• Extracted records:
▬▬▬▬▬▬

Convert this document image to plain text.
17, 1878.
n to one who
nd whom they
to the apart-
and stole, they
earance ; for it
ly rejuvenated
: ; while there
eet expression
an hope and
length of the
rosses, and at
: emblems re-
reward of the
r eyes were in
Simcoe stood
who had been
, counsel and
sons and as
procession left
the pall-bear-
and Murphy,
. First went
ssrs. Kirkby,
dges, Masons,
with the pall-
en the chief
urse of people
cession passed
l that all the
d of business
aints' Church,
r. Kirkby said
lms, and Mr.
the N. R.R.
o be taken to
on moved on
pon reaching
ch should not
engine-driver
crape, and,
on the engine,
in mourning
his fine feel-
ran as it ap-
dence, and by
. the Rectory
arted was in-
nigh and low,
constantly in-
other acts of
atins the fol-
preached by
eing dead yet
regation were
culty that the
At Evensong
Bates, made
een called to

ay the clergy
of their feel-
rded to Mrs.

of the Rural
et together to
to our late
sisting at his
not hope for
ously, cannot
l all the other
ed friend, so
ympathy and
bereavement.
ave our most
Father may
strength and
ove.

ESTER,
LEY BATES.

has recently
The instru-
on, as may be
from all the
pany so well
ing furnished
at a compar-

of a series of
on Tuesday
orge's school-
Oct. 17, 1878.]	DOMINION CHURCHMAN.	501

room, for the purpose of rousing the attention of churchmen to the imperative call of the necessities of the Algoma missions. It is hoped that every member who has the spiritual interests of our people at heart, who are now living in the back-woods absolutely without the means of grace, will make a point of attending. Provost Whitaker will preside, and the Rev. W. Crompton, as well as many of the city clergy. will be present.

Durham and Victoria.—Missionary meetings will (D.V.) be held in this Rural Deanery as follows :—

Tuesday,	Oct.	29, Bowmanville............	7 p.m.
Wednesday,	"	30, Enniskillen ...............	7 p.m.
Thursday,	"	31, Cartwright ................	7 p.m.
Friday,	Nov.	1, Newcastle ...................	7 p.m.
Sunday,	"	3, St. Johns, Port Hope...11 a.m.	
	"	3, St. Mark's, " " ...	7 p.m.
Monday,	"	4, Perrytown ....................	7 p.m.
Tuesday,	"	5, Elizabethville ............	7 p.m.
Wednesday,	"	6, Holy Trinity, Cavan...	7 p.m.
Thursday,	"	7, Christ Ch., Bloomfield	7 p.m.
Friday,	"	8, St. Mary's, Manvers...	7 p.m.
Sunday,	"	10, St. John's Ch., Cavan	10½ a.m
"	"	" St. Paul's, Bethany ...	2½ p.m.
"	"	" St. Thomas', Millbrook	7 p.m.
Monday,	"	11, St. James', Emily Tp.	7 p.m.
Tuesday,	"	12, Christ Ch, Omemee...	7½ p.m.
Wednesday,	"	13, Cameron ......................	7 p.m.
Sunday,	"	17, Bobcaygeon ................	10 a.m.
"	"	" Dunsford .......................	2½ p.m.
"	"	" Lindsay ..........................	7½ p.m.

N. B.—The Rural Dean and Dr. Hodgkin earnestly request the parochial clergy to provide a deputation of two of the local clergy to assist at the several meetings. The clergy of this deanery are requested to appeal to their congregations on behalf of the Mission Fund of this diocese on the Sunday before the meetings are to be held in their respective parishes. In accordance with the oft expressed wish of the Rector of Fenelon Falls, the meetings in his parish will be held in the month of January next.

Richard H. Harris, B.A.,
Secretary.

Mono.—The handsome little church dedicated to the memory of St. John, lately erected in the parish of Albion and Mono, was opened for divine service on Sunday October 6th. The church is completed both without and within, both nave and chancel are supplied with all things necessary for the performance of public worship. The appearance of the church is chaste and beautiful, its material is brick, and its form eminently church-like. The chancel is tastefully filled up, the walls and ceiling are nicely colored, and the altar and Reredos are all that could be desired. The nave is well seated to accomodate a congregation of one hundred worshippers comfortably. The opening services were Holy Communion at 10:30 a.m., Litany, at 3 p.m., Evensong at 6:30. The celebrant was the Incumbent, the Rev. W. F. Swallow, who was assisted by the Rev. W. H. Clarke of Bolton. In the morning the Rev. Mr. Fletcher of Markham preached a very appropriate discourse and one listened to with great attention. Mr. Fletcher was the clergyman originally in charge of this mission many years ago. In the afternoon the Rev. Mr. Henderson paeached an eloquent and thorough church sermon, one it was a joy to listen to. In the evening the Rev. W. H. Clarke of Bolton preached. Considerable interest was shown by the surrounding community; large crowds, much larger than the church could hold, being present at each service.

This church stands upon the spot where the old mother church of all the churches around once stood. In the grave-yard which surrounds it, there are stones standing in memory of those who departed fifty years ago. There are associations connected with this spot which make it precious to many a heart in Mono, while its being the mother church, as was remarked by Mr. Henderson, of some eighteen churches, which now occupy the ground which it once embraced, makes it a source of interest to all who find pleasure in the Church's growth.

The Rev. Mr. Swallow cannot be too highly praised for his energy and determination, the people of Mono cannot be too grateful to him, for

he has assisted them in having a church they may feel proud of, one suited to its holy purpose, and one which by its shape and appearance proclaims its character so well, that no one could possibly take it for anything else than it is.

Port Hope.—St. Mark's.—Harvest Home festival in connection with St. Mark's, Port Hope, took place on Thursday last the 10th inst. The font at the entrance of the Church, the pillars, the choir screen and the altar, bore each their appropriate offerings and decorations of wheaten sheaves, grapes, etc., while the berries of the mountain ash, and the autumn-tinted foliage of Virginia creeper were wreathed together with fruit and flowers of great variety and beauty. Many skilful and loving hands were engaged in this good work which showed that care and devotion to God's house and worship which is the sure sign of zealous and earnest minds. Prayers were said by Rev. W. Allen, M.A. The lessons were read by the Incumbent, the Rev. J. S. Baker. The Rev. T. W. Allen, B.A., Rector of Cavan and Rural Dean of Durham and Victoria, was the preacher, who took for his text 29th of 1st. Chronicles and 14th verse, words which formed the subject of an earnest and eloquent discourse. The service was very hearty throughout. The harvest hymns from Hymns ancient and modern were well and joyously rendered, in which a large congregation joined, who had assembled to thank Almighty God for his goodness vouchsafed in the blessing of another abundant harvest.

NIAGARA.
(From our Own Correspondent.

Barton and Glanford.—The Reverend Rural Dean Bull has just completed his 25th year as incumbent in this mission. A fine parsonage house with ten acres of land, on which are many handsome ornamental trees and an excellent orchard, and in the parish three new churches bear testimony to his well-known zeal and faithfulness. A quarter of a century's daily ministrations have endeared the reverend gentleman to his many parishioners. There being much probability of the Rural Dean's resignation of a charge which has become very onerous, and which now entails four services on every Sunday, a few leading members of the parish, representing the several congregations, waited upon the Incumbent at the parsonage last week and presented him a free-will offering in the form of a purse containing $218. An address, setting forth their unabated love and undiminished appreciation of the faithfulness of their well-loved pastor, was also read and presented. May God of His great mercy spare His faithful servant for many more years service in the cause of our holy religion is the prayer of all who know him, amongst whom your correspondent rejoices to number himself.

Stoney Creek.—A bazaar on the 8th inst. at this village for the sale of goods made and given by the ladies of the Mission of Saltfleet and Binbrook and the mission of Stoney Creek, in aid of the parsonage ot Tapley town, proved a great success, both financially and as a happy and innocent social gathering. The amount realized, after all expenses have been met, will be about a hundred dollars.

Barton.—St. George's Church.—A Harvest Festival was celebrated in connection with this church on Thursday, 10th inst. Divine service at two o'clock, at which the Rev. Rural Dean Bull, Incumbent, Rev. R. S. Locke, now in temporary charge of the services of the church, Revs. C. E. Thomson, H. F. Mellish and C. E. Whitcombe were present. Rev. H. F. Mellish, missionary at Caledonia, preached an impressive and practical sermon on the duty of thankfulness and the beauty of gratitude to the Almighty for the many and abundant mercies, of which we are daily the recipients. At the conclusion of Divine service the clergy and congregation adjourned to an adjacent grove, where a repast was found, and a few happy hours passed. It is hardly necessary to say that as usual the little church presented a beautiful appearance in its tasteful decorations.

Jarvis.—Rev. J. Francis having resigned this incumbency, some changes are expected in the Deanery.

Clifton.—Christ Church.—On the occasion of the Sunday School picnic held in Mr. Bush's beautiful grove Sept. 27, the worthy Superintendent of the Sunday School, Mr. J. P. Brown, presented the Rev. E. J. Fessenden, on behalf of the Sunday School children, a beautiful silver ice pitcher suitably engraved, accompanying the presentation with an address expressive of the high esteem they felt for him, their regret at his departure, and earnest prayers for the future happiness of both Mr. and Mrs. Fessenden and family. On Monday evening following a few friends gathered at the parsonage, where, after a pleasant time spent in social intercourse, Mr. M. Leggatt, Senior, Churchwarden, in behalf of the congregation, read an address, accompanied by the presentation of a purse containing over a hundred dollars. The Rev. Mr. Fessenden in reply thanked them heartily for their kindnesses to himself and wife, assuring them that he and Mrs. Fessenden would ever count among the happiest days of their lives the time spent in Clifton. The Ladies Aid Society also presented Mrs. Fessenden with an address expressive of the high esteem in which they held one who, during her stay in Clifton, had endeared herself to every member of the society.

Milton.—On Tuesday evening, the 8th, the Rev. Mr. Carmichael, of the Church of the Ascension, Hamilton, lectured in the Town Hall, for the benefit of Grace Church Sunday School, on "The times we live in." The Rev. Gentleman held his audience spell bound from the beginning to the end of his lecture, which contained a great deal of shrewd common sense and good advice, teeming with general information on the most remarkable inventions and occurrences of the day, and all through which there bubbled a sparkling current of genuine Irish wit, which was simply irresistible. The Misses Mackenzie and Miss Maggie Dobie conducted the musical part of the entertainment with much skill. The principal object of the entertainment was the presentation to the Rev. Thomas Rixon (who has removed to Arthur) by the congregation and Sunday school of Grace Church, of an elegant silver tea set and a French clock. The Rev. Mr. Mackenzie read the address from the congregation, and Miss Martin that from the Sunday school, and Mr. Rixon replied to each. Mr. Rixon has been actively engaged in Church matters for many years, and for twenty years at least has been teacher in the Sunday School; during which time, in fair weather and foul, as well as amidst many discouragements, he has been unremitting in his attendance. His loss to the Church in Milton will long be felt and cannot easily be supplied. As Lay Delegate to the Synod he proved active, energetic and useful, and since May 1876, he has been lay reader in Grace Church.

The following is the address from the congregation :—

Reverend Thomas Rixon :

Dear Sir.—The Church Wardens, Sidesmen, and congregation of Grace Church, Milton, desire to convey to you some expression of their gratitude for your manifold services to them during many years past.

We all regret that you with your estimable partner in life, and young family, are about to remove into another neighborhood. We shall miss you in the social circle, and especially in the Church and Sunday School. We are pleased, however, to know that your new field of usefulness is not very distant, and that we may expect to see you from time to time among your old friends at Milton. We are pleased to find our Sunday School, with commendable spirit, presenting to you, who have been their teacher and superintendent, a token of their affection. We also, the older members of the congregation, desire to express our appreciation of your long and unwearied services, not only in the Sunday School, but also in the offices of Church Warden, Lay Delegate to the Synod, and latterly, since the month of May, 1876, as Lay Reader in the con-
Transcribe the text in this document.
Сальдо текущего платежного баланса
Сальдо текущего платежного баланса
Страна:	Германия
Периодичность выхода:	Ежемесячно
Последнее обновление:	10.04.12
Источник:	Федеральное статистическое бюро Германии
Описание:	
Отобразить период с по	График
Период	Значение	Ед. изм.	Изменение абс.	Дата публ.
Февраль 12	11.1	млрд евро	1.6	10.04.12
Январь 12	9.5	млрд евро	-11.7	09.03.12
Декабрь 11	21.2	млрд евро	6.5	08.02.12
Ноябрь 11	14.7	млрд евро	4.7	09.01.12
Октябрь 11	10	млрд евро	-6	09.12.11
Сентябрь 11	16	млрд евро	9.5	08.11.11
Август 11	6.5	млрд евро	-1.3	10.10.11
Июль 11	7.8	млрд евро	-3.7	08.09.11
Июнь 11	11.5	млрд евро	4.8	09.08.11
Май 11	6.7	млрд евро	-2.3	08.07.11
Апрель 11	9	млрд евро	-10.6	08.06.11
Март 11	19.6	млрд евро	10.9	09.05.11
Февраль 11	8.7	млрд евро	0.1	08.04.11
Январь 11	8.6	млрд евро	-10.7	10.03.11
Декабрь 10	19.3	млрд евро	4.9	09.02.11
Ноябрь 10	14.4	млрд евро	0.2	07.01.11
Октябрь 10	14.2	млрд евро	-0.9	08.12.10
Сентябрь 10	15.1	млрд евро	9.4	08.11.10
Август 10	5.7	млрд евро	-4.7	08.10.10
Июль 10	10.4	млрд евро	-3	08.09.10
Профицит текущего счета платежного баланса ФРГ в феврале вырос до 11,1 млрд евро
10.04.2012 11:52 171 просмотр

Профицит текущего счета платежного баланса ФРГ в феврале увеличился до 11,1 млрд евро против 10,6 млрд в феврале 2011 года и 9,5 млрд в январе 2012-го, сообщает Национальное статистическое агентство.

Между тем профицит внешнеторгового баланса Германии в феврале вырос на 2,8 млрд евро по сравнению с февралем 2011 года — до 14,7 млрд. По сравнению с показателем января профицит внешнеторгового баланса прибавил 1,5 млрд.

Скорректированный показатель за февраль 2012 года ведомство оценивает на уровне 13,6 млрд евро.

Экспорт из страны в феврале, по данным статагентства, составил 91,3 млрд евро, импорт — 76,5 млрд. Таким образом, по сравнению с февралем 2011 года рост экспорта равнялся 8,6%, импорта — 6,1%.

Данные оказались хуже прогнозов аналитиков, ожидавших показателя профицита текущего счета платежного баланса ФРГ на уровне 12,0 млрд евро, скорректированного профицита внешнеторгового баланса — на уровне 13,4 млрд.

▬▬▬▬▬▬

• TO DO: Determine how many of the lines above hold the word "Июль", and output that number by itself.

• SOLUTION BELOW: 2